Les Chemins de la Liberté : la route du désespoir


"Le silence éternel de ces espaces infinis m'effraie", Blaise Pascal.

"Je suis comme la Liberté, partout et nulle part à la fois", Tommy Lee Kins.

Publié par Thomas K.


Peter Weir peut se vanter d'avoir réalisé des films devenus cultes : Witness, Le Cercle des poètes disparus, The Truman Show. Les Chemins de la Liberté nous conte l'histoire vraie d'un groupe de prisonniers échappés du Goulag en Sibérie qui vont arpenter les terres hostiles qui séparent le pays glacé de l'Inde, alors sous contrôle anglais (nous sommes en 1940).
Dépaysement garanti : le petit groupe traverse des forêts enneigées, des déserts infinis, des montages sinueuses, des lacs majestueux...on ne peut que rester pantois devant la beauté des paysages, et le tour de force de la photographie. Les Chemins de la Liberté : un tournage monstre. Les personnages subissent des tempêtes de neige, de sable, éprouvent la faim, la soif, l'épuisement. On en arrive à un stade où cela n'est même plus du jeu : on ressent la détresse corporelle, on finit le film affamés et assoiffés avec eux. Les corps des acteurs sont d'ailleurs victimes d'impressionnantes déformations physiques : maigreur, brûlures, blessures, ...

En parlant des acteurs, faisons donc une mention spéciale pour Ed Harris, dont le visage sculpté par les conditions extrêmes de la survie dégage une force et une présence hors du commun, pour Colin Farrel qui trouve ici un rôle à contre-emploi assumé avec brio, et enfin pour Saoirse Ronan, qu'on a pu voir dans le rôle principal de Lovely Bones. La jeune fille est juste magnifique. Pas magnifique comme pourrait l'être Scarlett Johanson ou Jessica Alba, mais magnifique de par la pureté, l'innocence, la tendresse qu'elle dégage. Un véritable rayon de lumière dans le film, qui aura tôt fait de faire fondre le cœur des spectateurs et des personnages.

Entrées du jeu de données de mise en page
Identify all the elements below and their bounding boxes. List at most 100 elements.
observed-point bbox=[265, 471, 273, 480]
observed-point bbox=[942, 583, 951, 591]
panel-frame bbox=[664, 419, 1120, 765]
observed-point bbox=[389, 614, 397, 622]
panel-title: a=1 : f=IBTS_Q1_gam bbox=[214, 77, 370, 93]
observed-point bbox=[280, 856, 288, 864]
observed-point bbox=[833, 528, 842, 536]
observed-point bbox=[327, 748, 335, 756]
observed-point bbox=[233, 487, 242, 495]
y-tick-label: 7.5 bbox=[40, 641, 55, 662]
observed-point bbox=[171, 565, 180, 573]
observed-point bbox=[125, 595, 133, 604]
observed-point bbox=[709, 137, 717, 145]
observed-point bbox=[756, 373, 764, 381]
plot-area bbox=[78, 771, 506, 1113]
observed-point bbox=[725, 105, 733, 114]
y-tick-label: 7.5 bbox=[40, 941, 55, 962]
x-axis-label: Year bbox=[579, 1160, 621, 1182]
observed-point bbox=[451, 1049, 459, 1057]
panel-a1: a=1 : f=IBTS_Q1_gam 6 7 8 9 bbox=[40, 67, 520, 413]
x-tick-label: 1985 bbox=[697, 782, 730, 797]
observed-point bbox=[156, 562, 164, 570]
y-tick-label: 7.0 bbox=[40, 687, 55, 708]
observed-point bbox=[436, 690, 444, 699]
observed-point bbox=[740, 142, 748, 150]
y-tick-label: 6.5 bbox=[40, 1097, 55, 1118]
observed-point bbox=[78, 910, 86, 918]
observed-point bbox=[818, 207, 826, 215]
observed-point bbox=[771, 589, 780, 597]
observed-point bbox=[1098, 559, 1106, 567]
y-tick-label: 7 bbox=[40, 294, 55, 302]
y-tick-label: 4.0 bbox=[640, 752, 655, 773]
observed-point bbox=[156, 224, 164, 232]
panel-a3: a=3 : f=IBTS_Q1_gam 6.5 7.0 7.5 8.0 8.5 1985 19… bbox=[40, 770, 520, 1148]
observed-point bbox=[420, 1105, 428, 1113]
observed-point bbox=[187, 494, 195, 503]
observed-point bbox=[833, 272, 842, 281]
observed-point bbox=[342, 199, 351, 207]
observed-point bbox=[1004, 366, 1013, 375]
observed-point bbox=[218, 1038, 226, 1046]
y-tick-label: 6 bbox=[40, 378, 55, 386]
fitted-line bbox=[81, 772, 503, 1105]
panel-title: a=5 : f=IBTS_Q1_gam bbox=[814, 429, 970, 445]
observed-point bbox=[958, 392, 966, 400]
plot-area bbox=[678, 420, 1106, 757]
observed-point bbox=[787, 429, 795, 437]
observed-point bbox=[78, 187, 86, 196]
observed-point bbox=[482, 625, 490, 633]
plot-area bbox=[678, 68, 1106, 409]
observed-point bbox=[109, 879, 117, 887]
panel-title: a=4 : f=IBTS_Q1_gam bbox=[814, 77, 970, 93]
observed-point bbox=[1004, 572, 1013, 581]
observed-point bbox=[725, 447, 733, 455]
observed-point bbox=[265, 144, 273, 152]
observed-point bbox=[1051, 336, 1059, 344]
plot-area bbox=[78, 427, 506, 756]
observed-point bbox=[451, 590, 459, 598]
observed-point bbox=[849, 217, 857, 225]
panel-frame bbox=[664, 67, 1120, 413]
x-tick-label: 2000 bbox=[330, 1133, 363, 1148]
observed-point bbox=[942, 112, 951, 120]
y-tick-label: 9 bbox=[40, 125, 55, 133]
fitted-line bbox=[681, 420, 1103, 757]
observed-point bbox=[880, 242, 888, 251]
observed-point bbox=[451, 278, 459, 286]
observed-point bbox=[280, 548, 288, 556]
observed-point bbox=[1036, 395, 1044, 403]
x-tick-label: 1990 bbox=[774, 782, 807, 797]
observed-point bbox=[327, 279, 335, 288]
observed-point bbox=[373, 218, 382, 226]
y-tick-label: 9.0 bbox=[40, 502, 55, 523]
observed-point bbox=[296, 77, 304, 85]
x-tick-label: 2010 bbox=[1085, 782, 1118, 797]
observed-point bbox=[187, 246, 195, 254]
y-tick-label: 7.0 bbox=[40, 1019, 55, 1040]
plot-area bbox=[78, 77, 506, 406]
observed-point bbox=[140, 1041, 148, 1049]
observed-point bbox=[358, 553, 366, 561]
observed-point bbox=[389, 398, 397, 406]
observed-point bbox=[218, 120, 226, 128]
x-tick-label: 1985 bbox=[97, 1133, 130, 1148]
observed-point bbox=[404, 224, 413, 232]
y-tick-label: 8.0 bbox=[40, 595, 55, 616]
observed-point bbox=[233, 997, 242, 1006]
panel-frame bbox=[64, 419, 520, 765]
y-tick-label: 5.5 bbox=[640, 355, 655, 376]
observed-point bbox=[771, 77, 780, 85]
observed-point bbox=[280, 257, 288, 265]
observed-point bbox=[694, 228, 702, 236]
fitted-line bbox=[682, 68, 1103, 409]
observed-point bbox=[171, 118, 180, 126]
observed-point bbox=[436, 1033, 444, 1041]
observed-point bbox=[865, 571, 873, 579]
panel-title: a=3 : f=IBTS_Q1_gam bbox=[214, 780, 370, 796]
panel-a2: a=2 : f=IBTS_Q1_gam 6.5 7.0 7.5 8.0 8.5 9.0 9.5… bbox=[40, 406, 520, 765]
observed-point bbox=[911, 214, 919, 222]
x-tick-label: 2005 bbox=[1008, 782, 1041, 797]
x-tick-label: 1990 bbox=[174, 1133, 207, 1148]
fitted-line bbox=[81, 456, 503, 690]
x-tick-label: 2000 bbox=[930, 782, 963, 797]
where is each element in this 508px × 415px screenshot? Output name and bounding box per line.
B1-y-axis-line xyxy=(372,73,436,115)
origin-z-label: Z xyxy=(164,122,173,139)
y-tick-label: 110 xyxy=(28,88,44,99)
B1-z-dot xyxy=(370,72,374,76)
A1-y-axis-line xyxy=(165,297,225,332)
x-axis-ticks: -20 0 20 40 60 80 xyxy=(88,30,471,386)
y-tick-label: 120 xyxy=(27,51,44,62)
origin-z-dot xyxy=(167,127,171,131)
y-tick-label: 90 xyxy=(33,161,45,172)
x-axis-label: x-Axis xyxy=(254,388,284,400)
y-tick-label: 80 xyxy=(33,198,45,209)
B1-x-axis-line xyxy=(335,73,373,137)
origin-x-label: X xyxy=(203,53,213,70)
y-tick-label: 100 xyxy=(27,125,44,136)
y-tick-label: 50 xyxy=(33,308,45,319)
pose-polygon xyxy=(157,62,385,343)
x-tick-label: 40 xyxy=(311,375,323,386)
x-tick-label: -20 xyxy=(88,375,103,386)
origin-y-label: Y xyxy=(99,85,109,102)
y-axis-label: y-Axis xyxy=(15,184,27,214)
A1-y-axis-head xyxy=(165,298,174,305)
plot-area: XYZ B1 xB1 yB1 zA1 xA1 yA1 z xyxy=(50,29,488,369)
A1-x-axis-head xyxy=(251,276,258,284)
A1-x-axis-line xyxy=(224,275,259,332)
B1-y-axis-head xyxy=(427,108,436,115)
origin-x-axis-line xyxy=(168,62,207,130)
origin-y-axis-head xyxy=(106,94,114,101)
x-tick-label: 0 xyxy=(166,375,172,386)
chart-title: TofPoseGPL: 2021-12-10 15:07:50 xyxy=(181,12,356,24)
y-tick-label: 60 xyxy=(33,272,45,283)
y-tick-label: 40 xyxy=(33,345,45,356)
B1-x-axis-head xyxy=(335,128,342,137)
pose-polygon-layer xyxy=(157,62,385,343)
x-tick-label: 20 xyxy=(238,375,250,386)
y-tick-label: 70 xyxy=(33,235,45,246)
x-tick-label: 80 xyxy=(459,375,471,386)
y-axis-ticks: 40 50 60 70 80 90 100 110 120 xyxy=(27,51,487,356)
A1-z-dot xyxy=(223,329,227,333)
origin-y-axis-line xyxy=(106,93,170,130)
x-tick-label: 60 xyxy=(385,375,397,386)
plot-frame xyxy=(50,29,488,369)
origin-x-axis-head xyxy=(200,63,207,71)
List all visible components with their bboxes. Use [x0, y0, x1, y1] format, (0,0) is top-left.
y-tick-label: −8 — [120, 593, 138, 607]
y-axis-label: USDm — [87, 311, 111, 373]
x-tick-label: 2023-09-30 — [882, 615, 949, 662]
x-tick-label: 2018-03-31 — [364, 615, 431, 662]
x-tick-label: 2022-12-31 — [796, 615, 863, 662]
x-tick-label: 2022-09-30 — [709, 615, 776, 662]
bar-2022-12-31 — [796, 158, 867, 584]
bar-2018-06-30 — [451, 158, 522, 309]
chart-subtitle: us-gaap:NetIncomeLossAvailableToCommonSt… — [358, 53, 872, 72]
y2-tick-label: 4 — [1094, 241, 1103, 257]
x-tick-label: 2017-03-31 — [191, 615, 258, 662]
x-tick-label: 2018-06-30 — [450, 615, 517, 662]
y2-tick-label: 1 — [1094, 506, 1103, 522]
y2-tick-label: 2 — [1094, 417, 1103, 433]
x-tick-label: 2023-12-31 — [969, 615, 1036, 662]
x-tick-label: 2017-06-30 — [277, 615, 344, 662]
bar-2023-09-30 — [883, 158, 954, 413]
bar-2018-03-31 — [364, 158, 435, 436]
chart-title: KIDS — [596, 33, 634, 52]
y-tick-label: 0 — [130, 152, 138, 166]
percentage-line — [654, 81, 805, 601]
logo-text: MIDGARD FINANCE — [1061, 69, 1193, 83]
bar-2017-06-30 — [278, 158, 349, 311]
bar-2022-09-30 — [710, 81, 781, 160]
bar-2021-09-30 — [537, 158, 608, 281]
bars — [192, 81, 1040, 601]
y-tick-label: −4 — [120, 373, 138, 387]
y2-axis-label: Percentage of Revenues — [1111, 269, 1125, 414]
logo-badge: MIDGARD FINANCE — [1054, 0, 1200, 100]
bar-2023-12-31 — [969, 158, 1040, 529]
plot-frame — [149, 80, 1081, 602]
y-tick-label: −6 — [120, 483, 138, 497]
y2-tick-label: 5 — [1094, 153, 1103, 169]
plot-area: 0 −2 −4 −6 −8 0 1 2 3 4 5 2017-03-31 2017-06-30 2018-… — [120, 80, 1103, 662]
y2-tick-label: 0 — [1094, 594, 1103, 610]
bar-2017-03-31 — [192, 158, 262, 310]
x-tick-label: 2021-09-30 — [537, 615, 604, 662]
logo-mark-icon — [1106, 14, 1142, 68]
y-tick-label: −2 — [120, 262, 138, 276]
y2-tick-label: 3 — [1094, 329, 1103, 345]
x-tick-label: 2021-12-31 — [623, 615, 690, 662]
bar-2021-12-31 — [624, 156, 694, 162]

# Consigne donnée 1
D'après la critique des Chemins de la Liberté, vers quel pays se dirigent les prisonniers évadés du Goulag ?
# Consigne donnée 2
Extrayez de la critique du film le passage qui débute aux mots « Les Chemins de la Liberté : la » et s'achève après « Tommy Lee Kins. ».

# Réponse 1
Vers l'Inde, alors sous contrôle anglais.

# Réponse 2
Les Chemins de la Liberté : la route du désespoir


"Le silence éternel de ces espaces infinis m'effraie", Blaise Pascal.

"Je suis comme la Liberté, partout et nulle part à la fois", Tommy Lee Kins.